>> begin Provided records
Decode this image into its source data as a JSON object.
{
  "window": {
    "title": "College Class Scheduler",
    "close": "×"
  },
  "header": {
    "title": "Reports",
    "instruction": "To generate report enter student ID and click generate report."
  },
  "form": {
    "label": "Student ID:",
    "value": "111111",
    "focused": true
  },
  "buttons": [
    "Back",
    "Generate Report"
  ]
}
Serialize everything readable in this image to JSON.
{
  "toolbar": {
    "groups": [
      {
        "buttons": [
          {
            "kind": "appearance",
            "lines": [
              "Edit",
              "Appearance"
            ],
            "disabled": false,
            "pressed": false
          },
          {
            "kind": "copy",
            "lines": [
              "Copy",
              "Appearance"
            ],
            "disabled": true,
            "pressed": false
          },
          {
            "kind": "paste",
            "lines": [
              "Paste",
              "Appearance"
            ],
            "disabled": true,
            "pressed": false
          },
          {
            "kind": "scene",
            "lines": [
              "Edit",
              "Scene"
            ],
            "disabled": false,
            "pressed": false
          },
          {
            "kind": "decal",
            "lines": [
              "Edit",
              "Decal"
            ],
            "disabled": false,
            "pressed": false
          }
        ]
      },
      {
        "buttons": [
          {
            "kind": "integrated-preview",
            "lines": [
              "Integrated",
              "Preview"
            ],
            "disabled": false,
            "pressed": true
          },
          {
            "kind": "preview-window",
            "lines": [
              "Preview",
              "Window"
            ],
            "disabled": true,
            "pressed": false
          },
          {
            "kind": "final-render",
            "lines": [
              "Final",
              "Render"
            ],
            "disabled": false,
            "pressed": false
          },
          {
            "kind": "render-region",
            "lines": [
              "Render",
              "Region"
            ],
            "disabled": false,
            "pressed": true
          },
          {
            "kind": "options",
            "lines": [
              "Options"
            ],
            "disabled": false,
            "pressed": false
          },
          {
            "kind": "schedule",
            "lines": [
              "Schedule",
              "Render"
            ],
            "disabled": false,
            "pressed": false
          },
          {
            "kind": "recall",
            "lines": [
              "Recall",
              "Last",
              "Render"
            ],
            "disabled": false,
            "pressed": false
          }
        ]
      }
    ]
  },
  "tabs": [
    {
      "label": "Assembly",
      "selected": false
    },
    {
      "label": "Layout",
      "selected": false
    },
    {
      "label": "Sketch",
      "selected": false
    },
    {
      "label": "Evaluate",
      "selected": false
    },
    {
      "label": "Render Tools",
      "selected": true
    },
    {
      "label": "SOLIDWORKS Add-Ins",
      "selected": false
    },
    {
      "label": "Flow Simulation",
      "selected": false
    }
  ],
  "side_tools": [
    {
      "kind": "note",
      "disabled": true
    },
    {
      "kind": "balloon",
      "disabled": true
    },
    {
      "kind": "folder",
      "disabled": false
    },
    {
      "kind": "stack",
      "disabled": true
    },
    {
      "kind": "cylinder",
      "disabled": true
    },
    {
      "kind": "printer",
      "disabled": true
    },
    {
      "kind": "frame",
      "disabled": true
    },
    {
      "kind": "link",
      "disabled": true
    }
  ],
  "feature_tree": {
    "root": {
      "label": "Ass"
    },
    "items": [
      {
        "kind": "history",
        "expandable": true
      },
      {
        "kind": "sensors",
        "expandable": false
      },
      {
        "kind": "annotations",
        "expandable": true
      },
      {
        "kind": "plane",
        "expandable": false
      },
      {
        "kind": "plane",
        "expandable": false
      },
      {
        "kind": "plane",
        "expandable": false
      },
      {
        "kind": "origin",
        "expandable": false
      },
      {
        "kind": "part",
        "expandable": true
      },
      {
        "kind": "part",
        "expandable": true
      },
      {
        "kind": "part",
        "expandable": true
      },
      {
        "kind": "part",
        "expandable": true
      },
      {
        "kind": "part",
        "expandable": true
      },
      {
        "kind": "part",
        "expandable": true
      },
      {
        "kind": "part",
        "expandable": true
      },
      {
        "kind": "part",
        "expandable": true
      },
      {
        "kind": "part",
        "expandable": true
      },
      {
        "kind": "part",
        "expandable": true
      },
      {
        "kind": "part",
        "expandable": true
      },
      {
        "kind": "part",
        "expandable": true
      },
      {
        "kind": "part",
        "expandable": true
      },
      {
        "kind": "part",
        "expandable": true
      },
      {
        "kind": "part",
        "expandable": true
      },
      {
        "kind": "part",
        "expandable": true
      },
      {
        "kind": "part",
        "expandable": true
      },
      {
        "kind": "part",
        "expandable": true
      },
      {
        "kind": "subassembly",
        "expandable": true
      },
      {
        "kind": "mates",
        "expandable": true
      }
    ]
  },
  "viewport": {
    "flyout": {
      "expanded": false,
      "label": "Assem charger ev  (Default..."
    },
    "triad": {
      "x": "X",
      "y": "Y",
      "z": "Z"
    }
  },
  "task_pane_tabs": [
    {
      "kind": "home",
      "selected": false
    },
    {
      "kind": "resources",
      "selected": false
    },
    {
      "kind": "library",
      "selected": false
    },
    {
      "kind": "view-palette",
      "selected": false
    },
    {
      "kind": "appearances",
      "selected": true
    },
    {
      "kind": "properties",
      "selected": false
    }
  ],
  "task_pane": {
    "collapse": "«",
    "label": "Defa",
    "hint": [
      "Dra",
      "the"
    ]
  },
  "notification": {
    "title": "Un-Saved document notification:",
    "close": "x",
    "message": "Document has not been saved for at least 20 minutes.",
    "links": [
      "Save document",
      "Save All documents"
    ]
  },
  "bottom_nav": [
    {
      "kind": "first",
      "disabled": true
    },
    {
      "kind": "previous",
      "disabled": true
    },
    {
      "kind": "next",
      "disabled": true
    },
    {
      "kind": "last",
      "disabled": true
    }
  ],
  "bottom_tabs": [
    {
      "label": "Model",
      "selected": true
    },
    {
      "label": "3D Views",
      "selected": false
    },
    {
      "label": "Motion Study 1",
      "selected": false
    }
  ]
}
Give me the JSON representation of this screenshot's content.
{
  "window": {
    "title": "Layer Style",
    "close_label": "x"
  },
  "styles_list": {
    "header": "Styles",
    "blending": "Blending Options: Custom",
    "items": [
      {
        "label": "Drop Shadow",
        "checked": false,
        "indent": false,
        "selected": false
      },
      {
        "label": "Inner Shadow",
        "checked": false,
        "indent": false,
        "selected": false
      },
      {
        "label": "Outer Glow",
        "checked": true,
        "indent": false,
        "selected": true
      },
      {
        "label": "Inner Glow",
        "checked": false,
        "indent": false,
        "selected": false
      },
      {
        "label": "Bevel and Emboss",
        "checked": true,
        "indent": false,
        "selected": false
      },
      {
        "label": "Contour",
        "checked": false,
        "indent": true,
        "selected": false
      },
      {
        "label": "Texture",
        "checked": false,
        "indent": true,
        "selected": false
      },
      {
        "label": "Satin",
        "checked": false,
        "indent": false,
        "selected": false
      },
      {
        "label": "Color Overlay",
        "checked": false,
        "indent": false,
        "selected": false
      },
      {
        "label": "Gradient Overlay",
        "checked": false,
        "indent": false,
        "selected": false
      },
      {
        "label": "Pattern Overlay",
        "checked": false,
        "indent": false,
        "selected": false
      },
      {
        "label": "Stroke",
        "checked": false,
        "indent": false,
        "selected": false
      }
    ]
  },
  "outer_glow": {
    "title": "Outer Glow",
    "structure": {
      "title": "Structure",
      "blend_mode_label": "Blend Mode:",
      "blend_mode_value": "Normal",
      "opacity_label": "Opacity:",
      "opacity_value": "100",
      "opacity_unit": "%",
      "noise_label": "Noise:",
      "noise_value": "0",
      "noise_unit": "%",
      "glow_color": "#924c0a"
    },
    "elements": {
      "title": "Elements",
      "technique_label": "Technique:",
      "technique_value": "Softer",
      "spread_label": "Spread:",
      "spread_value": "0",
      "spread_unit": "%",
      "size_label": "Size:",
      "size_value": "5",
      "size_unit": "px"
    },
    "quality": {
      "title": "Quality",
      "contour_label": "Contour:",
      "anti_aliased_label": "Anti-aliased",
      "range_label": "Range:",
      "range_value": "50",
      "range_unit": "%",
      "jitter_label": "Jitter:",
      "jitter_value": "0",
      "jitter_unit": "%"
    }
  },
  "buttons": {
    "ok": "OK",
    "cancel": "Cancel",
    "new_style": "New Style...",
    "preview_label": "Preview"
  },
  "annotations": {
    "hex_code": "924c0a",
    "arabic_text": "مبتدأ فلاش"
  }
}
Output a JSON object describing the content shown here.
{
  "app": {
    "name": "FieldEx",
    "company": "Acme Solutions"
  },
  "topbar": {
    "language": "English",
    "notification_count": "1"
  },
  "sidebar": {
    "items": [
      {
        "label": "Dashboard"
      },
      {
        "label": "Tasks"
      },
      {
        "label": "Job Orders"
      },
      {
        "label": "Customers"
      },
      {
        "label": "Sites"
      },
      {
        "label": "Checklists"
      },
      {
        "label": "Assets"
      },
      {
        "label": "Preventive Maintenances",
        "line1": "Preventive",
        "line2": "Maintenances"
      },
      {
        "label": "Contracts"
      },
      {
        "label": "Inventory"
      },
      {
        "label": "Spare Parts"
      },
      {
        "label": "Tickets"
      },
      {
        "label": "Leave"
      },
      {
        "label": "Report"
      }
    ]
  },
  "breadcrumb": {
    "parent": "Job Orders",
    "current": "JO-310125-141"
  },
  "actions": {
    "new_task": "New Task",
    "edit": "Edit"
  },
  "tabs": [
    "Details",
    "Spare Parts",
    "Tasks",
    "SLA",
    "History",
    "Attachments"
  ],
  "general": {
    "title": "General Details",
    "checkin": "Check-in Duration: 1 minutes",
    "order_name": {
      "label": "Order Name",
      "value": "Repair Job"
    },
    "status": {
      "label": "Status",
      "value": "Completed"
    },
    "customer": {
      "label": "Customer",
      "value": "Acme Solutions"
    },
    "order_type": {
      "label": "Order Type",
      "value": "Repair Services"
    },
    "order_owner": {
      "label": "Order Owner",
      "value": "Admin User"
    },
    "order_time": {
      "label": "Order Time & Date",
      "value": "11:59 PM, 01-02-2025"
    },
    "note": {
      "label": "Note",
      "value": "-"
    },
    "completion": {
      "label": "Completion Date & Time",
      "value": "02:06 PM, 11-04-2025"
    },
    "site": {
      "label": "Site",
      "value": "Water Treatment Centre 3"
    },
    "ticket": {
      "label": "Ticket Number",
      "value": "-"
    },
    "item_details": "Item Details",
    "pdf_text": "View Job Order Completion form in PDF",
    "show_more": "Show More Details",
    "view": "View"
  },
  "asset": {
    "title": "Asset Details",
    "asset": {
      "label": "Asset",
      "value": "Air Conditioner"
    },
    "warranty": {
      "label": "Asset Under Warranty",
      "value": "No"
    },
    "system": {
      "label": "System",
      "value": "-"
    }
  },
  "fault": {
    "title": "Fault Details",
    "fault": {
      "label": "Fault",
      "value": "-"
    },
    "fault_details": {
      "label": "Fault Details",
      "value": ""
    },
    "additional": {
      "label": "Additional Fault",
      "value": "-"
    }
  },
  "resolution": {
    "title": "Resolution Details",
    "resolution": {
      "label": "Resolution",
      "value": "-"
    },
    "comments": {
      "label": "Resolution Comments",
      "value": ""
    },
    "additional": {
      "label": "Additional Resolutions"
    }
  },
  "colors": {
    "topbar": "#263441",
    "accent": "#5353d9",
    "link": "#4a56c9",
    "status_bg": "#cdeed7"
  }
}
>> end Provided records
Given task:
Of the lines in this data, how many contain "Maintenances"? Reply with only the number.

Task answer:
2